[DATA SUPPLIED — start]
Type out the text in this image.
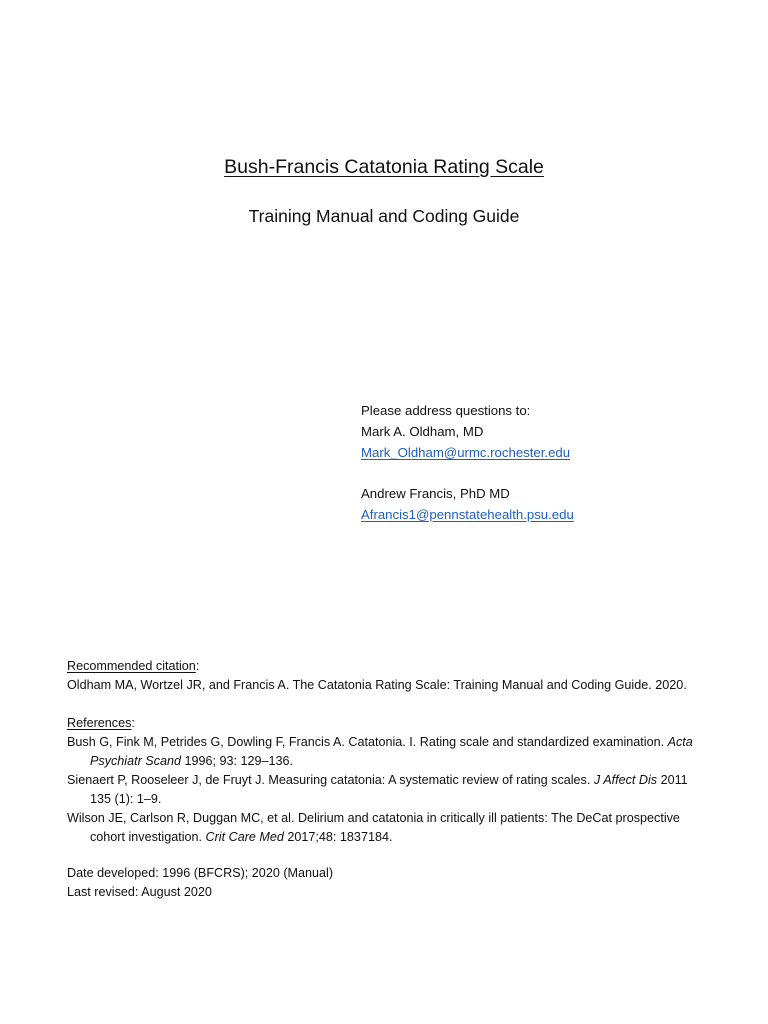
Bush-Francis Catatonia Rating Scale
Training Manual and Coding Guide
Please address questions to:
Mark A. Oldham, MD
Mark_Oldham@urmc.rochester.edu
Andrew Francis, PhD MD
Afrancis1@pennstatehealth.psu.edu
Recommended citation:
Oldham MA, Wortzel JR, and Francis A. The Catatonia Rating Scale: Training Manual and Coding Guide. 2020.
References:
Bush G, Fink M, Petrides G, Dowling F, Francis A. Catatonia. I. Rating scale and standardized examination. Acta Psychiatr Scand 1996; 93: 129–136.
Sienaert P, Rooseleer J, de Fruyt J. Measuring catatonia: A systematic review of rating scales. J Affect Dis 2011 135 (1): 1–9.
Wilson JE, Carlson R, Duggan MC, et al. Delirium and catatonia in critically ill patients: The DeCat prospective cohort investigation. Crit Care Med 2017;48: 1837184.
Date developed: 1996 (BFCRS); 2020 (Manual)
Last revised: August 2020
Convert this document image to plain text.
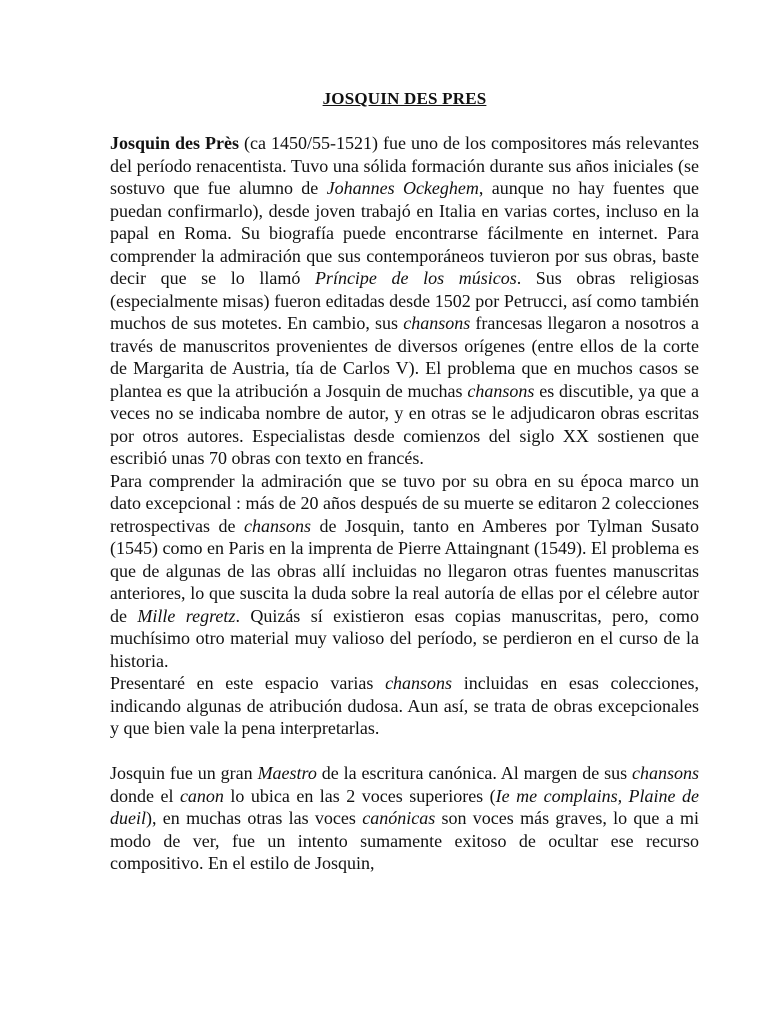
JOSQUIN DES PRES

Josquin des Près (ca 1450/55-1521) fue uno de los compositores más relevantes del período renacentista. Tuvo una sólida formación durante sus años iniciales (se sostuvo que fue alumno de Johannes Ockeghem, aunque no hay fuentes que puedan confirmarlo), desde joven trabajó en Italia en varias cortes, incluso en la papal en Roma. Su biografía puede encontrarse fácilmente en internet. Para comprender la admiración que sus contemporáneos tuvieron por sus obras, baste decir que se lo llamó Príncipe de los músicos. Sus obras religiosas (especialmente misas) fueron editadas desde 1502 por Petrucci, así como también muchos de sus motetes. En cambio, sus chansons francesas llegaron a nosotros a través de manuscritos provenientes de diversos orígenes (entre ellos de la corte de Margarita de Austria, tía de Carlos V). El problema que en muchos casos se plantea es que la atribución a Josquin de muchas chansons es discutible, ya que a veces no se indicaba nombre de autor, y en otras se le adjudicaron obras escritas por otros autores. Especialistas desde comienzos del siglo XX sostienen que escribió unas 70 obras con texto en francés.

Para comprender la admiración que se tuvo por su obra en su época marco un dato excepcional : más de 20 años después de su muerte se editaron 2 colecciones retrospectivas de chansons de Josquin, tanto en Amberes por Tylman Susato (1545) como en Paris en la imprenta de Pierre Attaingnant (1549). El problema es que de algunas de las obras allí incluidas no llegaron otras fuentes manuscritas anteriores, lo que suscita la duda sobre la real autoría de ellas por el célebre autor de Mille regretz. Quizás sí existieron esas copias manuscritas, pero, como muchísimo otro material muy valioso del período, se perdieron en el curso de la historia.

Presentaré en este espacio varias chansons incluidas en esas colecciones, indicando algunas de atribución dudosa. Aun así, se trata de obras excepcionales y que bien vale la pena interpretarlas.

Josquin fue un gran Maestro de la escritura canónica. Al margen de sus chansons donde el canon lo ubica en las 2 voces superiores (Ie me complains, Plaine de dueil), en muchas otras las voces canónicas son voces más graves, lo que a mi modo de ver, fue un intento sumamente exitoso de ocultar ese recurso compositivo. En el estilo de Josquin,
[DATA SUPPLIED — finish]
WHAT IS NEEDED: Every entry above needs to be duplicated precisely, and none of the pictures should appear.

TASK RESPONSE:
Type out the text in this image.
Bush-Francis Catatonia Rating Scale
Training Manual and Coding Guide
Please address questions to:
Mark A. Oldham, MD
Mark_Oldham@urmc.rochester.edu
Andrew Francis, PhD MD
Afrancis1@pennstatehealth.psu.edu
Recommended citation:
Oldham MA, Wortzel JR, and Francis A. The Catatonia Rating Scale: Training Manual and Coding Guide. 2020.
References:
Bush G, Fink M, Petrides G, Dowling F, Francis A. Catatonia. I. Rating scale and standardized examination. Acta Psychiatr Scand 1996; 93: 129–136.
Sienaert P, Rooseleer J, de Fruyt J. Measuring catatonia: A systematic review of rating scales. J Affect Dis 2011 135 (1): 1–9.
Wilson JE, Carlson R, Duggan MC, et al. Delirium and catatonia in critically ill patients: The DeCat prospective cohort investigation. Crit Care Med 2017;48: 1837184.
Date developed: 1996 (BFCRS); 2020 (Manual)
Last revised: August 2020
Convert this document image to plain text.
JOSQUIN DES PRES

Josquin des Près (ca 1450/55-1521) fue uno de los compositores más relevantes del período renacentista. Tuvo una sólida formación durante sus años iniciales (se sostuvo que fue alumno de Johannes Ockeghem, aunque no hay fuentes que puedan confirmarlo), desde joven trabajó en Italia en varias cortes, incluso en la papal en Roma. Su biografía puede encontrarse fácilmente en internet. Para comprender la admiración que sus contemporáneos tuvieron por sus obras, baste decir que se lo llamó Príncipe de los músicos. Sus obras religiosas (especialmente misas) fueron editadas desde 1502 por Petrucci, así como también muchos de sus motetes. En cambio, sus chansons francesas llegaron a nosotros a través de manuscritos provenientes de diversos orígenes (entre ellos de la corte de Margarita de Austria, tía de Carlos V). El problema que en muchos casos se plantea es que la atribución a Josquin de muchas chansons es discutible, ya que a veces no se indicaba nombre de autor, y en otras se le adjudicaron obras escritas por otros autores. Especialistas desde comienzos del siglo XX sostienen que escribió unas 70 obras con texto en francés.

Para comprender la admiración que se tuvo por su obra en su época marco un dato excepcional : más de 20 años después de su muerte se editaron 2 colecciones retrospectivas de chansons de Josquin, tanto en Amberes por Tylman Susato (1545) como en Paris en la imprenta de Pierre Attaingnant (1549). El problema es que de algunas de las obras allí incluidas no llegaron otras fuentes manuscritas anteriores, lo que suscita la duda sobre la real autoría de ellas por el célebre autor de Mille regretz. Quizás sí existieron esas copias manuscritas, pero, como muchísimo otro material muy valioso del período, se perdieron en el curso de la historia.

Presentaré en este espacio varias chansons incluidas en esas colecciones, indicando algunas de atribución dudosa. Aun así, se trata de obras excepcionales y que bien vale la pena interpretarlas.

Josquin fue un gran Maestro de la escritura canónica. Al margen de sus chansons donde el canon lo ubica en las 2 voces superiores (Ie me complains, Plaine de dueil), en muchas otras las voces canónicas son voces más graves, lo que a mi modo de ver, fue un intento sumamente exitoso de ocultar ese recurso compositivo. En el estilo de Josquin,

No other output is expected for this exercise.